Requirement.
Print all of the records below line for line, changing nothing.

Records to process.
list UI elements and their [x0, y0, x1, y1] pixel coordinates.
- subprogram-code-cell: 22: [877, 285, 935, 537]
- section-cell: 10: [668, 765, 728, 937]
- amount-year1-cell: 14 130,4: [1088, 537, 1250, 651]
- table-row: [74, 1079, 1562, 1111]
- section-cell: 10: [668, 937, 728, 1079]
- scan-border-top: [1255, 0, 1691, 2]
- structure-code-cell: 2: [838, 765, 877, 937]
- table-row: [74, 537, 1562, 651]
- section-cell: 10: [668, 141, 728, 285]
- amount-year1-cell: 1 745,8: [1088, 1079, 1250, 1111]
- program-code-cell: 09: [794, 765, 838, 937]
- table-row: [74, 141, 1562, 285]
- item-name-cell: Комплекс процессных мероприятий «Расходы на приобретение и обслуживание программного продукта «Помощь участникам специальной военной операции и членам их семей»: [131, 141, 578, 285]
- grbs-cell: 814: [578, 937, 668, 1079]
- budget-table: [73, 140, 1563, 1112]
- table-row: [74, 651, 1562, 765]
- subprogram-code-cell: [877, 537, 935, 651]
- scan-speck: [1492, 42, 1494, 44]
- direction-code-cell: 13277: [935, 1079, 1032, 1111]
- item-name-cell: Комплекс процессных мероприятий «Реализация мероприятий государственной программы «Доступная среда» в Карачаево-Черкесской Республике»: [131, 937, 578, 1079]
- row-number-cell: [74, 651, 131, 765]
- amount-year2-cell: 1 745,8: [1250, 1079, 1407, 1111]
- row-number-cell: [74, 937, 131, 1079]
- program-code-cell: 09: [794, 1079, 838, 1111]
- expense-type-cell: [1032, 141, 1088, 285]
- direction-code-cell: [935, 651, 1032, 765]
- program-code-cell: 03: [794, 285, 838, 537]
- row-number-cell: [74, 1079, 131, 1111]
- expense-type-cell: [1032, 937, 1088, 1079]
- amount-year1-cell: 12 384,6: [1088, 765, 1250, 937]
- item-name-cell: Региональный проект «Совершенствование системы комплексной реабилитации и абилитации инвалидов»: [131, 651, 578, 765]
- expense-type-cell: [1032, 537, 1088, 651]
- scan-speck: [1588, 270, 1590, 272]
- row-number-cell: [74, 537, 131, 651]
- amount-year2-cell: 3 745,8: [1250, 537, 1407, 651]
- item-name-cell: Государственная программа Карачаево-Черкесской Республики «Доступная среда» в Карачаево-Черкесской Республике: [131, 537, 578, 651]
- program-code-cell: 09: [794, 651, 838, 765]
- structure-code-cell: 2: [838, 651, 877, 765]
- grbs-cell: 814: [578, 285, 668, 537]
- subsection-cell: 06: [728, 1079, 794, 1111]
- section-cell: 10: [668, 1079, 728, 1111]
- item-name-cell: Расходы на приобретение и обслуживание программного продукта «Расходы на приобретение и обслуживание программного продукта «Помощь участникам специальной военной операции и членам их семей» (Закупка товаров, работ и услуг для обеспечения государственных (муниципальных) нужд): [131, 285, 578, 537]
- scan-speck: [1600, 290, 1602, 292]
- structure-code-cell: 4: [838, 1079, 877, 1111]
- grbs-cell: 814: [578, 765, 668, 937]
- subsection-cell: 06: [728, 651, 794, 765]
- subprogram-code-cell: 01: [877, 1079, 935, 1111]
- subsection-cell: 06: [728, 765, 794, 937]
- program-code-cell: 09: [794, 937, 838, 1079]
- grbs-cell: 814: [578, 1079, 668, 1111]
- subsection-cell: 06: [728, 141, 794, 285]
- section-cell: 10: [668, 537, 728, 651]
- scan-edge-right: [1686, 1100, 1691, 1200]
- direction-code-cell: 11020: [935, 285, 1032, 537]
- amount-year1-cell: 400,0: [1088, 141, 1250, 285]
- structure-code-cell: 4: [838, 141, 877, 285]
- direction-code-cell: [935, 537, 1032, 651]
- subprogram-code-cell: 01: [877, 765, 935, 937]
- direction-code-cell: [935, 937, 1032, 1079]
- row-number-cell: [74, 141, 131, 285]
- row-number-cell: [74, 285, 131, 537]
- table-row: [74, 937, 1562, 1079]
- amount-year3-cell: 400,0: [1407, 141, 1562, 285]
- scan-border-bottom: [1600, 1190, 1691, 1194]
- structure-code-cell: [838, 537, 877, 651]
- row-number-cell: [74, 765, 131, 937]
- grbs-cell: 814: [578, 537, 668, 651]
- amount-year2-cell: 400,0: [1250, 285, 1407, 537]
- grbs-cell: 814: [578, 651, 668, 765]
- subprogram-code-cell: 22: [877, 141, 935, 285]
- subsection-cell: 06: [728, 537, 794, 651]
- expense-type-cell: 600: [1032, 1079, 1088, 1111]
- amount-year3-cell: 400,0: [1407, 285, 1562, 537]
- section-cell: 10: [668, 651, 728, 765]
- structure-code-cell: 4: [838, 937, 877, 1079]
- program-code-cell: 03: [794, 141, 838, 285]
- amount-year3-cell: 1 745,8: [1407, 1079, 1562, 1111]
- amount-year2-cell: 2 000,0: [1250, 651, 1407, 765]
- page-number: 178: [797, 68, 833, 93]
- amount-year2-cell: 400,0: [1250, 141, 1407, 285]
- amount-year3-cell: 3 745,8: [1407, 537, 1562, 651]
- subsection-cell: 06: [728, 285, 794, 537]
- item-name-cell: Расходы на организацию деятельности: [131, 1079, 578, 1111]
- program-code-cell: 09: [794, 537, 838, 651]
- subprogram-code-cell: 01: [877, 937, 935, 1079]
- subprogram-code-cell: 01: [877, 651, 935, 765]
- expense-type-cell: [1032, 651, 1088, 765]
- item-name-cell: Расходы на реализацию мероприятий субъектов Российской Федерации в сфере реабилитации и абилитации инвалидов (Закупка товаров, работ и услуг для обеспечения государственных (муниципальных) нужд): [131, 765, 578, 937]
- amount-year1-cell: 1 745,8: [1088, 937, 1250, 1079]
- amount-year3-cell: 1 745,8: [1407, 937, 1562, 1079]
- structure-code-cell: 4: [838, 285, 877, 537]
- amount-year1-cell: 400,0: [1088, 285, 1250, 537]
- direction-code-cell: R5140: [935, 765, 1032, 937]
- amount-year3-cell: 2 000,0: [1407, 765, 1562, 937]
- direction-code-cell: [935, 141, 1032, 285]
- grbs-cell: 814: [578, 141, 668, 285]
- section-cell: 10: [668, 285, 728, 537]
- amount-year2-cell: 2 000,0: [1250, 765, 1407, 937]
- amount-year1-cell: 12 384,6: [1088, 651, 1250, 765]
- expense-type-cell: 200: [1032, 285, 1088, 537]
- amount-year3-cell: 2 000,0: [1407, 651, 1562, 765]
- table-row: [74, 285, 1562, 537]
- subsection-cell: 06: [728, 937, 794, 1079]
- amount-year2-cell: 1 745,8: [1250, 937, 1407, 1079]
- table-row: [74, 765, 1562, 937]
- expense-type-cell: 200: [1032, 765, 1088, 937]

Finished exercise.
list UI elements and their [x0, y0, x1, y1] pixel coordinates.
- subprogram-code-cell: 22: [877, 285, 935, 537]
- section-cell: 10: [668, 765, 728, 937]
- amount-year1-cell: 14 130,4: [1088, 537, 1250, 651]
- table-row: [74, 1079, 1562, 1111]
- section-cell: 10: [668, 937, 728, 1079]
- scan-border-top: [1255, 0, 1691, 2]
- structure-code-cell: 2: [838, 765, 877, 937]
- table-row: [74, 537, 1562, 651]
- section-cell: 10: [668, 141, 728, 285]
- amount-year1-cell: 1 745,8: [1088, 1079, 1250, 1111]
- program-code-cell: 09: [794, 765, 838, 937]
- table-row: [74, 141, 1562, 285]
- item-name-cell: Комплекс процессных мероприятий «Расходы на приобретение и обслуживание программного продукта «Помощь участникам специальной военной операции и членам их семей»: [131, 141, 578, 285]
- grbs-cell: 814: [578, 937, 668, 1079]
- budget-table: [73, 140, 1563, 1112]
- table-row: [74, 651, 1562, 765]
- subprogram-code-cell: [877, 537, 935, 651]
- scan-speck: [1492, 42, 1494, 44]
- direction-code-cell: 13277: [935, 1079, 1032, 1111]
- item-name-cell: Комплекс процессных мероприятий «Реализация мероприятий государственной программы «Доступная среда» в Карачаево-Черкесской Республике»: [131, 937, 578, 1079]
- row-number-cell: [74, 651, 131, 765]
- amount-year2-cell: 1 745,8: [1250, 1079, 1407, 1111]
- row-number-cell: [74, 937, 131, 1079]
- program-code-cell: 09: [794, 1079, 838, 1111]
- expense-type-cell: [1032, 141, 1088, 285]
- direction-code-cell: [935, 651, 1032, 765]
- program-code-cell: 03: [794, 285, 838, 537]
- row-number-cell: [74, 1079, 131, 1111]
- expense-type-cell: [1032, 937, 1088, 1079]
- amount-year1-cell: 12 384,6: [1088, 765, 1250, 937]
- item-name-cell: Региональный проект «Совершенствование системы комплексной реабилитации и абилитации инвалидов»: [131, 651, 578, 765]
- expense-type-cell: [1032, 537, 1088, 651]
- scan-speck: [1588, 270, 1590, 272]
- row-number-cell: [74, 537, 131, 651]
- amount-year2-cell: 3 745,8: [1250, 537, 1407, 651]
- item-name-cell: Государственная программа Карачаево-Черкесской Республики «Доступная среда» в Карачаево-Черкесской Республике: [131, 537, 578, 651]
- program-code-cell: 09: [794, 651, 838, 765]
- structure-code-cell: 2: [838, 651, 877, 765]
- grbs-cell: 814: [578, 285, 668, 537]
- subsection-cell: 06: [728, 1079, 794, 1111]
- section-cell: 10: [668, 1079, 728, 1111]
- item-name-cell: Расходы на приобретение и обслуживание программного продукта «Расходы на приобретение и обслуживание программного продукта «Помощь участникам специальной военной операции и членам их семей» (Закупка товаров, работ и услуг для обеспечения государственных (муниципальных) нужд): [131, 285, 578, 537]
- scan-speck: [1600, 290, 1602, 292]
- structure-code-cell: 4: [838, 1079, 877, 1111]
- grbs-cell: 814: [578, 765, 668, 937]
- subsection-cell: 06: [728, 651, 794, 765]
- subprogram-code-cell: 01: [877, 1079, 935, 1111]
- subsection-cell: 06: [728, 765, 794, 937]
- program-code-cell: 09: [794, 937, 838, 1079]
- grbs-cell: 814: [578, 1079, 668, 1111]
- subsection-cell: 06: [728, 141, 794, 285]
- section-cell: 10: [668, 537, 728, 651]
- scan-edge-right: [1686, 1100, 1691, 1200]
- direction-code-cell: 11020: [935, 285, 1032, 537]
- amount-year1-cell: 400,0: [1088, 141, 1250, 285]
- structure-code-cell: 4: [838, 141, 877, 285]
- direction-code-cell: [935, 537, 1032, 651]
- subprogram-code-cell: 01: [877, 765, 935, 937]
- direction-code-cell: [935, 937, 1032, 1079]
- row-number-cell: [74, 141, 131, 285]
- row-number-cell: [74, 285, 131, 537]
- table-row: [74, 937, 1562, 1079]
- amount-year3-cell: 400,0: [1407, 141, 1562, 285]
- scan-border-bottom: [1600, 1190, 1691, 1194]
- structure-code-cell: [838, 537, 877, 651]
- row-number-cell: [74, 765, 131, 937]
- grbs-cell: 814: [578, 537, 668, 651]
- amount-year2-cell: 400,0: [1250, 285, 1407, 537]
- grbs-cell: 814: [578, 651, 668, 765]
- subprogram-code-cell: 22: [877, 141, 935, 285]
- subsection-cell: 06: [728, 537, 794, 651]
- expense-type-cell: 600: [1032, 1079, 1088, 1111]
- amount-year3-cell: 400,0: [1407, 285, 1562, 537]
- section-cell: 10: [668, 651, 728, 765]
- structure-code-cell: 4: [838, 937, 877, 1079]
- program-code-cell: 03: [794, 141, 838, 285]
- amount-year3-cell: 1 745,8: [1407, 1079, 1562, 1111]
- amount-year2-cell: 2 000,0: [1250, 651, 1407, 765]
- page-number: 178: [797, 68, 833, 93]
- amount-year2-cell: 400,0: [1250, 141, 1407, 285]
- amount-year3-cell: 3 745,8: [1407, 537, 1562, 651]
- subsection-cell: 06: [728, 285, 794, 537]
- item-name-cell: Расходы на организацию деятельности: [131, 1079, 578, 1111]
- program-code-cell: 09: [794, 537, 838, 651]
- subprogram-code-cell: 01: [877, 937, 935, 1079]
- subprogram-code-cell: 01: [877, 651, 935, 765]
- expense-type-cell: [1032, 651, 1088, 765]
- item-name-cell: Расходы на реализацию мероприятий субъектов Российской Федерации в сфере реабилитации и абилитации инвалидов (Закупка товаров, работ и услуг для обеспечения государственных (муниципальных) нужд): [131, 765, 578, 937]
- amount-year1-cell: 1 745,8: [1088, 937, 1250, 1079]
- amount-year3-cell: 1 745,8: [1407, 937, 1562, 1079]
- structure-code-cell: 4: [838, 285, 877, 537]
- amount-year1-cell: 400,0: [1088, 285, 1250, 537]
- direction-code-cell: R5140: [935, 765, 1032, 937]
- amount-year3-cell: 2 000,0: [1407, 765, 1562, 937]
- direction-code-cell: [935, 141, 1032, 285]
- grbs-cell: 814: [578, 141, 668, 285]
- section-cell: 10: [668, 285, 728, 537]
- amount-year2-cell: 2 000,0: [1250, 765, 1407, 937]
- amount-year1-cell: 12 384,6: [1088, 651, 1250, 765]
- expense-type-cell: 200: [1032, 285, 1088, 537]
- amount-year3-cell: 2 000,0: [1407, 651, 1562, 765]
- table-row: [74, 285, 1562, 537]
- subsection-cell: 06: [728, 937, 794, 1079]
- amount-year2-cell: 1 745,8: [1250, 937, 1407, 1079]
- table-row: [74, 765, 1562, 937]
- expense-type-cell: 200: [1032, 765, 1088, 937]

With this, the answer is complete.